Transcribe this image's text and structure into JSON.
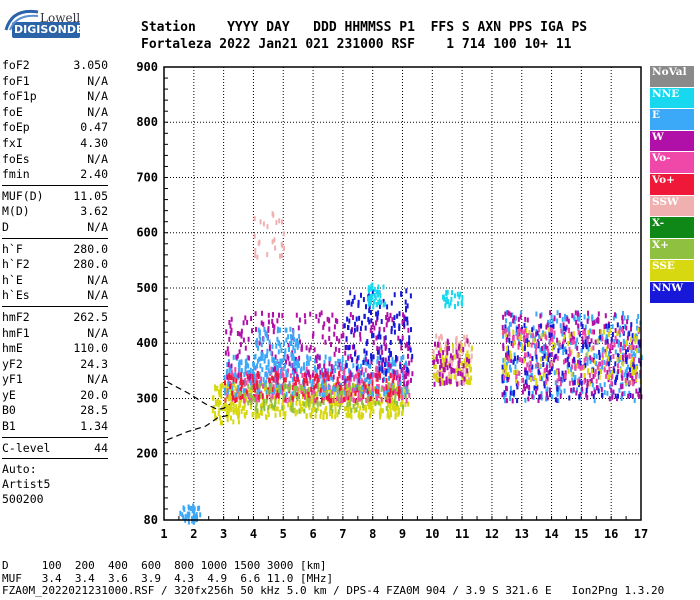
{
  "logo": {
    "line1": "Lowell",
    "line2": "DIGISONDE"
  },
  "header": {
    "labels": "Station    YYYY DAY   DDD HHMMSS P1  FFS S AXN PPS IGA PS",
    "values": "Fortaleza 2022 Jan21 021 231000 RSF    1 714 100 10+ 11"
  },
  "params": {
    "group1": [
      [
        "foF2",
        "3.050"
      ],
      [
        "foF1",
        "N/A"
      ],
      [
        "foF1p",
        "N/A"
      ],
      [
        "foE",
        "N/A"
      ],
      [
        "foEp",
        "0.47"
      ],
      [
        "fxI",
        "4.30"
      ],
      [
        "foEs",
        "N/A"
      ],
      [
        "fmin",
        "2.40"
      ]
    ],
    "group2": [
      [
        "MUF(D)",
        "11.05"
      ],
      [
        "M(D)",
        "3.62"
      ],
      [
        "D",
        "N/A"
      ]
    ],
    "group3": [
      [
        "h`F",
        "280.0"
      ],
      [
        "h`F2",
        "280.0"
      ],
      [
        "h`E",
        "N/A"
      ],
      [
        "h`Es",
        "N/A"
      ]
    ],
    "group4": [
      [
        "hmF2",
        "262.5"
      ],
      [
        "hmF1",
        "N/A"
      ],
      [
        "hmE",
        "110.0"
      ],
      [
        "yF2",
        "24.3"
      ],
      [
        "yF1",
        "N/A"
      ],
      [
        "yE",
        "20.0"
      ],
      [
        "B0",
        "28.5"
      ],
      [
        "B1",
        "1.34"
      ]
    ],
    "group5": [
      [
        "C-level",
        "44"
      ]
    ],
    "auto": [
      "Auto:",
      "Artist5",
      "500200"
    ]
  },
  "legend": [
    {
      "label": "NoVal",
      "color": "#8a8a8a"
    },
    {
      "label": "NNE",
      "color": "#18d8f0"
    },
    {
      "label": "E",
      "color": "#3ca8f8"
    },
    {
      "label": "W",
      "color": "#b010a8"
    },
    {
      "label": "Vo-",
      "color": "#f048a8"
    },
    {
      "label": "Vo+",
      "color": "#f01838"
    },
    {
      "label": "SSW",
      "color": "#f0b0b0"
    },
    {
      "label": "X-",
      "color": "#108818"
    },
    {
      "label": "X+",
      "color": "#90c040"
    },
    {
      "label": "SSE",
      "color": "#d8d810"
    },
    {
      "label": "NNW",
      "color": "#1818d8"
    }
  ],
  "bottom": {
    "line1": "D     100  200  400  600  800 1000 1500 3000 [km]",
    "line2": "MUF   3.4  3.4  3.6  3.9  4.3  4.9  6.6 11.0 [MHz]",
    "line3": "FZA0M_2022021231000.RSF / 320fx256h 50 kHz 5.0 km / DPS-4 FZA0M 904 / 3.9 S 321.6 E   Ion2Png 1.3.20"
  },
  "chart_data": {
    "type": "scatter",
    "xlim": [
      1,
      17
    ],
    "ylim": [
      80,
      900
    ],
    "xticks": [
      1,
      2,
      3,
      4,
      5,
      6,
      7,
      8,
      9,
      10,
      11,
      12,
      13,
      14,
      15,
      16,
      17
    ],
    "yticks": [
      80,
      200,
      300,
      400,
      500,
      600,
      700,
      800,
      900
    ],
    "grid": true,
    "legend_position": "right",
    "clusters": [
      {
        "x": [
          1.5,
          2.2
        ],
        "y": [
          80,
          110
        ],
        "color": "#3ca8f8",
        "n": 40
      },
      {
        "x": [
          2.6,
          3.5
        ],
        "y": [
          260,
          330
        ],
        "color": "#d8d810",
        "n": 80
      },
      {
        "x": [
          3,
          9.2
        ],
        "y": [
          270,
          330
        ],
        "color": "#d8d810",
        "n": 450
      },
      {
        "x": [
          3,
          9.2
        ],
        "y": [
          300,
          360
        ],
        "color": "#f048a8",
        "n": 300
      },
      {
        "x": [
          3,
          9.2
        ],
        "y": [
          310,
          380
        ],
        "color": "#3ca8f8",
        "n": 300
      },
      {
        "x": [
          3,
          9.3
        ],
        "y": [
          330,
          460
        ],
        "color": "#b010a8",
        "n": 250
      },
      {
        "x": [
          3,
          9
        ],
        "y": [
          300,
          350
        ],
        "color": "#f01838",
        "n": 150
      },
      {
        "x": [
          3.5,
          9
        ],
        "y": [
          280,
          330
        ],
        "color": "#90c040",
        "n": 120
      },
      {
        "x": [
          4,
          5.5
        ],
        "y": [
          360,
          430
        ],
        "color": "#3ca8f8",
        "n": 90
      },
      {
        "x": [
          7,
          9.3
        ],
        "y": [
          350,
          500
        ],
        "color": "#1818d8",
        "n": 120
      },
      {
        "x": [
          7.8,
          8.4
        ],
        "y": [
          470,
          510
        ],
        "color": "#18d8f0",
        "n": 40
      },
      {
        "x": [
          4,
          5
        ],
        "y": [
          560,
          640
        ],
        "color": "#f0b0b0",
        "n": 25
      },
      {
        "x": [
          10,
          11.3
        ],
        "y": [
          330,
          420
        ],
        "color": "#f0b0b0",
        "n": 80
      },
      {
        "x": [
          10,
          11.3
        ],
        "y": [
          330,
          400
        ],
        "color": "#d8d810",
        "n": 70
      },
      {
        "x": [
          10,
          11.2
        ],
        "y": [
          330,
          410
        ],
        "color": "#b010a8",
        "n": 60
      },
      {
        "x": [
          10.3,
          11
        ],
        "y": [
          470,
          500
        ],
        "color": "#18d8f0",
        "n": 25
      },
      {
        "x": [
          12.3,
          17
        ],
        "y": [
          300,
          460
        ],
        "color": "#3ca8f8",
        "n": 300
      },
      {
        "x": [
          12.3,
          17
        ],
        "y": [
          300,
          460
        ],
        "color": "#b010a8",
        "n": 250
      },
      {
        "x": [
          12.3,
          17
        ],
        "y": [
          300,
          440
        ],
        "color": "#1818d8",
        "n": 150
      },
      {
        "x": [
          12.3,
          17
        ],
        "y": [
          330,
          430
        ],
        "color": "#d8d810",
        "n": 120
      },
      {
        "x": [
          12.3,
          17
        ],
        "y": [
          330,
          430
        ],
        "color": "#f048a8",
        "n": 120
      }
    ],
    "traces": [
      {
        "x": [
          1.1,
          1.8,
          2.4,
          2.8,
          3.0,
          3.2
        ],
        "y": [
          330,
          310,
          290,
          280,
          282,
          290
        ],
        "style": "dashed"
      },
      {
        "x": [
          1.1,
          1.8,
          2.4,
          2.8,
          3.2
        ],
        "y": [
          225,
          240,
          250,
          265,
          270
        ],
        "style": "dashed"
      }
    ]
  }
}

________________________

## THE REQUEST
Omit the pictures, and quote the material above exactly as given.

## ANSWER FOR THIS EXERCISE
Transcribe this image's text and structure into JSON.
{
  "logo": {
    "line1": "Lowell",
    "line2": "DIGISONDE"
  },
  "header": {
    "labels": "Station    YYYY DAY   DDD HHMMSS P1  FFS S AXN PPS IGA PS",
    "values": "Fortaleza 2022 Jan21 021 231000 RSF    1 714 100 10+ 11"
  },
  "params": {
    "group1": [
      [
        "foF2",
        "3.050"
      ],
      [
        "foF1",
        "N/A"
      ],
      [
        "foF1p",
        "N/A"
      ],
      [
        "foE",
        "N/A"
      ],
      [
        "foEp",
        "0.47"
      ],
      [
        "fxI",
        "4.30"
      ],
      [
        "foEs",
        "N/A"
      ],
      [
        "fmin",
        "2.40"
      ]
    ],
    "group2": [
      [
        "MUF(D)",
        "11.05"
      ],
      [
        "M(D)",
        "3.62"
      ],
      [
        "D",
        "N/A"
      ]
    ],
    "group3": [
      [
        "h`F",
        "280.0"
      ],
      [
        "h`F2",
        "280.0"
      ],
      [
        "h`E",
        "N/A"
      ],
      [
        "h`Es",
        "N/A"
      ]
    ],
    "group4": [
      [
        "hmF2",
        "262.5"
      ],
      [
        "hmF1",
        "N/A"
      ],
      [
        "hmE",
        "110.0"
      ],
      [
        "yF2",
        "24.3"
      ],
      [
        "yF1",
        "N/A"
      ],
      [
        "yE",
        "20.0"
      ],
      [
        "B0",
        "28.5"
      ],
      [
        "B1",
        "1.34"
      ]
    ],
    "group5": [
      [
        "C-level",
        "44"
      ]
    ],
    "auto": [
      "Auto:",
      "Artist5",
      "500200"
    ]
  },
  "legend": [
    {
      "label": "NoVal",
      "color": "#8a8a8a"
    },
    {
      "label": "NNE",
      "color": "#18d8f0"
    },
    {
      "label": "E",
      "color": "#3ca8f8"
    },
    {
      "label": "W",
      "color": "#b010a8"
    },
    {
      "label": "Vo-",
      "color": "#f048a8"
    },
    {
      "label": "Vo+",
      "color": "#f01838"
    },
    {
      "label": "SSW",
      "color": "#f0b0b0"
    },
    {
      "label": "X-",
      "color": "#108818"
    },
    {
      "label": "X+",
      "color": "#90c040"
    },
    {
      "label": "SSE",
      "color": "#d8d810"
    },
    {
      "label": "NNW",
      "color": "#1818d8"
    }
  ],
  "bottom": {
    "line1": "D     100  200  400  600  800 1000 1500 3000 [km]",
    "line2": "MUF   3.4  3.4  3.6  3.9  4.3  4.9  6.6 11.0 [MHz]",
    "line3": "FZA0M_2022021231000.RSF / 320fx256h 50 kHz 5.0 km / DPS-4 FZA0M 904 / 3.9 S 321.6 E   Ion2Png 1.3.20"
  },
  "chart_data": {
    "type": "scatter",
    "xlim": [
      1,
      17
    ],
    "ylim": [
      80,
      900
    ],
    "xticks": [
      1,
      2,
      3,
      4,
      5,
      6,
      7,
      8,
      9,
      10,
      11,
      12,
      13,
      14,
      15,
      16,
      17
    ],
    "yticks": [
      80,
      200,
      300,
      400,
      500,
      600,
      700,
      800,
      900
    ],
    "grid": true,
    "legend_position": "right",
    "clusters": [
      {
        "x": [
          1.5,
          2.2
        ],
        "y": [
          80,
          110
        ],
        "color": "#3ca8f8",
        "n": 40
      },
      {
        "x": [
          2.6,
          3.5
        ],
        "y": [
          260,
          330
        ],
        "color": "#d8d810",
        "n": 80
      },
      {
        "x": [
          3,
          9.2
        ],
        "y": [
          270,
          330
        ],
        "color": "#d8d810",
        "n": 450
      },
      {
        "x": [
          3,
          9.2
        ],
        "y": [
          300,
          360
        ],
        "color": "#f048a8",
        "n": 300
      },
      {
        "x": [
          3,
          9.2
        ],
        "y": [
          310,
          380
        ],
        "color": "#3ca8f8",
        "n": 300
      },
      {
        "x": [
          3,
          9.3
        ],
        "y": [
          330,
          460
        ],
        "color": "#b010a8",
        "n": 250
      },
      {
        "x": [
          3,
          9
        ],
        "y": [
          300,
          350
        ],
        "color": "#f01838",
        "n": 150
      },
      {
        "x": [
          3.5,
          9
        ],
        "y": [
          280,
          330
        ],
        "color": "#90c040",
        "n": 120
      },
      {
        "x": [
          4,
          5.5
        ],
        "y": [
          360,
          430
        ],
        "color": "#3ca8f8",
        "n": 90
      },
      {
        "x": [
          7,
          9.3
        ],
        "y": [
          350,
          500
        ],
        "color": "#1818d8",
        "n": 120
      },
      {
        "x": [
          7.8,
          8.4
        ],
        "y": [
          470,
          510
        ],
        "color": "#18d8f0",
        "n": 40
      },
      {
        "x": [
          4,
          5
        ],
        "y": [
          560,
          640
        ],
        "color": "#f0b0b0",
        "n": 25
      },
      {
        "x": [
          10,
          11.3
        ],
        "y": [
          330,
          420
        ],
        "color": "#f0b0b0",
        "n": 80
      },
      {
        "x": [
          10,
          11.3
        ],
        "y": [
          330,
          400
        ],
        "color": "#d8d810",
        "n": 70
      },
      {
        "x": [
          10,
          11.2
        ],
        "y": [
          330,
          410
        ],
        "color": "#b010a8",
        "n": 60
      },
      {
        "x": [
          10.3,
          11
        ],
        "y": [
          470,
          500
        ],
        "color": "#18d8f0",
        "n": 25
      },
      {
        "x": [
          12.3,
          17
        ],
        "y": [
          300,
          460
        ],
        "color": "#3ca8f8",
        "n": 300
      },
      {
        "x": [
          12.3,
          17
        ],
        "y": [
          300,
          460
        ],
        "color": "#b010a8",
        "n": 250
      },
      {
        "x": [
          12.3,
          17
        ],
        "y": [
          300,
          440
        ],
        "color": "#1818d8",
        "n": 150
      },
      {
        "x": [
          12.3,
          17
        ],
        "y": [
          330,
          430
        ],
        "color": "#d8d810",
        "n": 120
      },
      {
        "x": [
          12.3,
          17
        ],
        "y": [
          330,
          430
        ],
        "color": "#f048a8",
        "n": 120
      }
    ],
    "traces": [
      {
        "x": [
          1.1,
          1.8,
          2.4,
          2.8,
          3.0,
          3.2
        ],
        "y": [
          330,
          310,
          290,
          280,
          282,
          290
        ],
        "style": "dashed"
      },
      {
        "x": [
          1.1,
          1.8,
          2.4,
          2.8,
          3.2
        ],
        "y": [
          225,
          240,
          250,
          265,
          270
        ],
        "style": "dashed"
      }
    ]
  }
}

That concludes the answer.